> _PROBLEM DESCRIPTION_
Every record that follows must be duplicated exactly, with images left out.

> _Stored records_
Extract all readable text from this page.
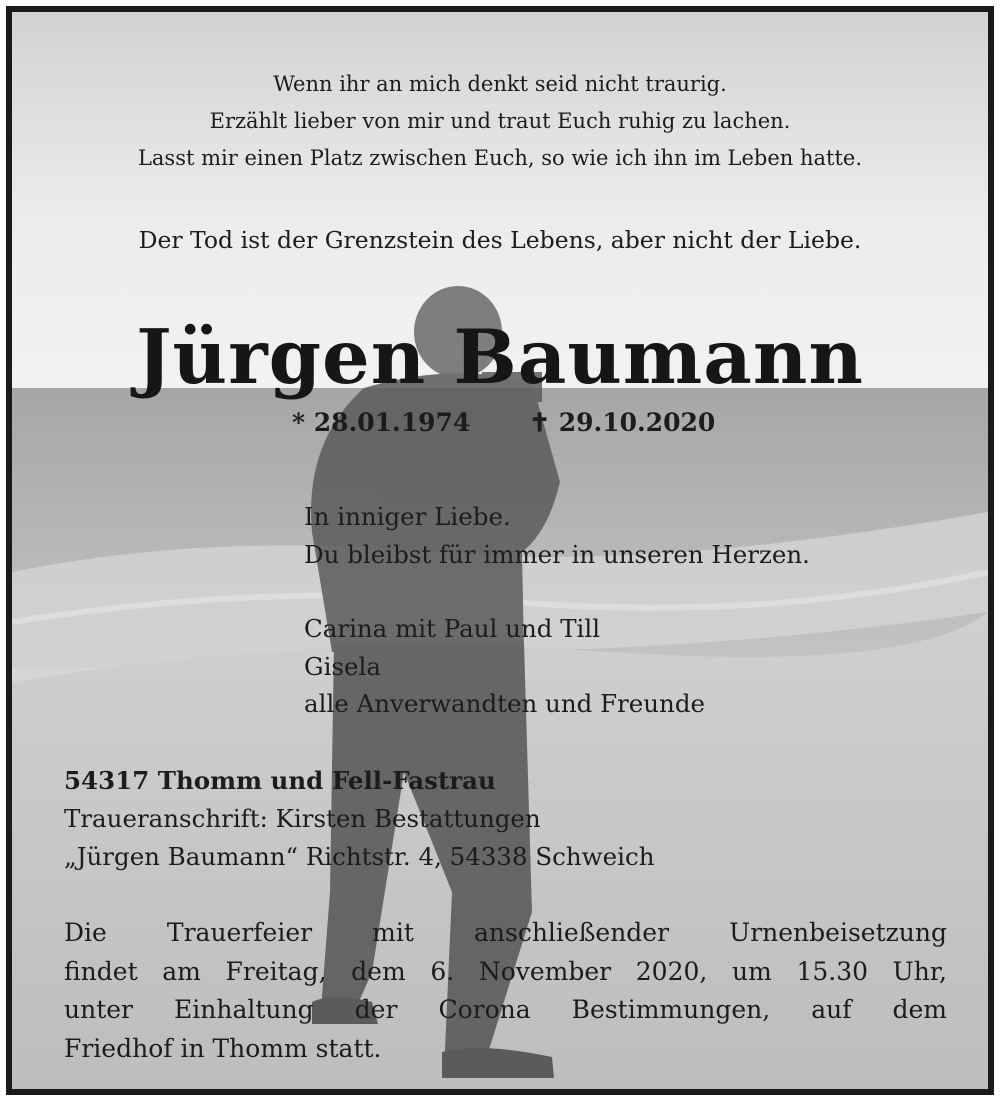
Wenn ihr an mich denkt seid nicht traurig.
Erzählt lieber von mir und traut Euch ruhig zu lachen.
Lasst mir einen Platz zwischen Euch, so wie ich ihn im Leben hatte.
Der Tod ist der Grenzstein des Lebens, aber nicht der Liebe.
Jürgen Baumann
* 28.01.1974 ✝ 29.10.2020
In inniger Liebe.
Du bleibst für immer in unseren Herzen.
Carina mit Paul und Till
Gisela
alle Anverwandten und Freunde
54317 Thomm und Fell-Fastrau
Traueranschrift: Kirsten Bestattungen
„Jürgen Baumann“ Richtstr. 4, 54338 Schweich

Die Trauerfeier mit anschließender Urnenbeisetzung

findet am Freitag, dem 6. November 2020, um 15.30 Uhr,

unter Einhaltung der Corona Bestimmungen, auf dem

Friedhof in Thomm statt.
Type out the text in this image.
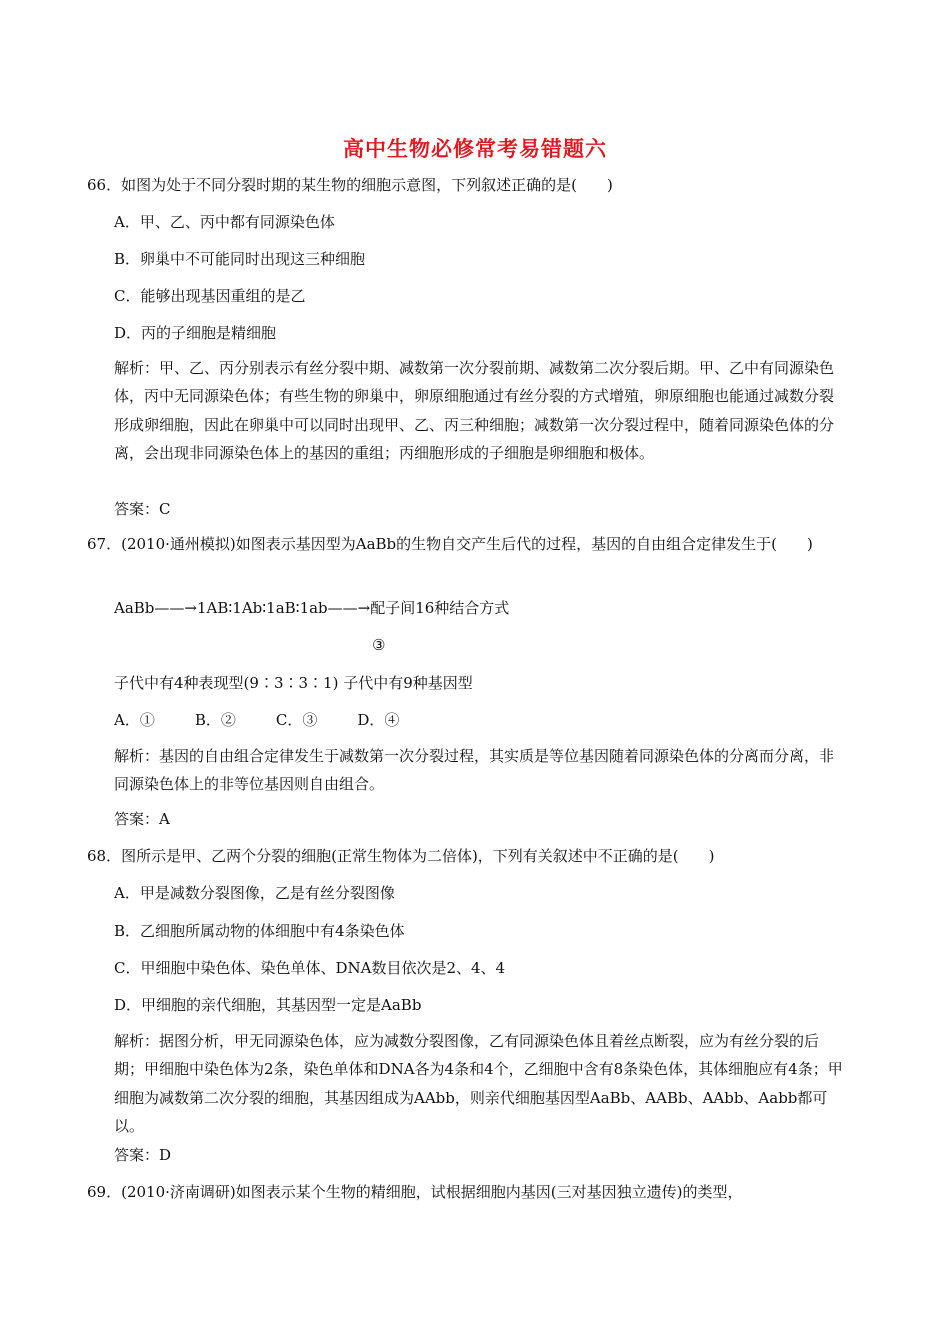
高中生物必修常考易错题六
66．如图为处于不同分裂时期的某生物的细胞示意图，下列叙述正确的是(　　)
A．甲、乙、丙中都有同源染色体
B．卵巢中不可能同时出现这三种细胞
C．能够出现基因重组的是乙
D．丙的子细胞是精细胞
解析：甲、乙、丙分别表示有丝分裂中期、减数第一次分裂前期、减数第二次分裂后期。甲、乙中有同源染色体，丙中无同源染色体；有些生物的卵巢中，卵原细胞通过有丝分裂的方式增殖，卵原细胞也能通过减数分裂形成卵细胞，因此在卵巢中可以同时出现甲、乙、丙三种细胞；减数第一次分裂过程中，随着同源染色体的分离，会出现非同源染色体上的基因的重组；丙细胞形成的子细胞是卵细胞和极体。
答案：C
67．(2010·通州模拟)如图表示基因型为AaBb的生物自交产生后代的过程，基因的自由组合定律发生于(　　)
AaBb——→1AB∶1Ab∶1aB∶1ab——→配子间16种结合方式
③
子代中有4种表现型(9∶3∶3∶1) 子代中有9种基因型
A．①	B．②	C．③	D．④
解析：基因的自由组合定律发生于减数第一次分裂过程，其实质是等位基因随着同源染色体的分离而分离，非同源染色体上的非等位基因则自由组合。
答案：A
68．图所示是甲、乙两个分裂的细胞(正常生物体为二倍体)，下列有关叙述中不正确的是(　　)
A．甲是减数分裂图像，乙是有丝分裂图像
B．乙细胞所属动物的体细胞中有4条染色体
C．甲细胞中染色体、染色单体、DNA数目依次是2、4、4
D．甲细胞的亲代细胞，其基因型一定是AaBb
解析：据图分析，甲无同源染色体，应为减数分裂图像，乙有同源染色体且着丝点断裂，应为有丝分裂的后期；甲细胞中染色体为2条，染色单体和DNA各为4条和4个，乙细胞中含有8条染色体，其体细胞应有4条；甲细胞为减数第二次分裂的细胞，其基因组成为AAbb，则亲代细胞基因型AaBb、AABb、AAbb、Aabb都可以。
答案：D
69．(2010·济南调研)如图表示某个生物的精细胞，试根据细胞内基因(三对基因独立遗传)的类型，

> _OUTPUT BELOW_
Extract all readable text from this page.
Wenn ihr an mich denkt seid nicht traurig.
Erzählt lieber von mir und traut Euch ruhig zu lachen.
Lasst mir einen Platz zwischen Euch, so wie ich ihn im Leben hatte.
Der Tod ist der Grenzstein des Lebens, aber nicht der Liebe.
Jürgen Baumann
* 28.01.1974 ✝ 29.10.2020
In inniger Liebe.
Du bleibst für immer in unseren Herzen.
Carina mit Paul und Till
Gisela
alle Anverwandten und Freunde
54317 Thomm und Fell-Fastrau
Traueranschrift: Kirsten Bestattungen
„Jürgen Baumann“ Richtstr. 4, 54338 Schweich

Die Trauerfeier mit anschließender Urnenbeisetzung

findet am Freitag, dem 6. November 2020, um 15.30 Uhr,

unter Einhaltung der Corona Bestimmungen, auf dem

Friedhof in Thomm statt.
Type out the text in this image.
高中生物必修常考易错题六
66．如图为处于不同分裂时期的某生物的细胞示意图，下列叙述正确的是(　　)
A．甲、乙、丙中都有同源染色体
B．卵巢中不可能同时出现这三种细胞
C．能够出现基因重组的是乙
D．丙的子细胞是精细胞
解析：甲、乙、丙分别表示有丝分裂中期、减数第一次分裂前期、减数第二次分裂后期。甲、乙中有同源染色体，丙中无同源染色体；有些生物的卵巢中，卵原细胞通过有丝分裂的方式增殖，卵原细胞也能通过减数分裂形成卵细胞，因此在卵巢中可以同时出现甲、乙、丙三种细胞；减数第一次分裂过程中，随着同源染色体的分离，会出现非同源染色体上的基因的重组；丙细胞形成的子细胞是卵细胞和极体。
答案：C
67．(2010·通州模拟)如图表示基因型为AaBb的生物自交产生后代的过程，基因的自由组合定律发生于(　　)
AaBb——→1AB∶1Ab∶1aB∶1ab——→配子间16种结合方式
③
子代中有4种表现型(9∶3∶3∶1) 子代中有9种基因型
A．①	B．②	C．③	D．④
解析：基因的自由组合定律发生于减数第一次分裂过程，其实质是等位基因随着同源染色体的分离而分离，非同源染色体上的非等位基因则自由组合。
答案：A
68．图所示是甲、乙两个分裂的细胞(正常生物体为二倍体)，下列有关叙述中不正确的是(　　)
A．甲是减数分裂图像，乙是有丝分裂图像
B．乙细胞所属动物的体细胞中有4条染色体
C．甲细胞中染色体、染色单体、DNA数目依次是2、4、4
D．甲细胞的亲代细胞，其基因型一定是AaBb
解析：据图分析，甲无同源染色体，应为减数分裂图像，乙有同源染色体且着丝点断裂，应为有丝分裂的后期；甲细胞中染色体为2条，染色单体和DNA各为4条和4个，乙细胞中含有8条染色体，其体细胞应有4条；甲细胞为减数第二次分裂的细胞，其基因组成为AAbb，则亲代细胞基因型AaBb、AABb、AAbb、Aabb都可以。
答案：D
69．(2010·济南调研)如图表示某个生物的精细胞，试根据细胞内基因(三对基因独立遗传)的类型，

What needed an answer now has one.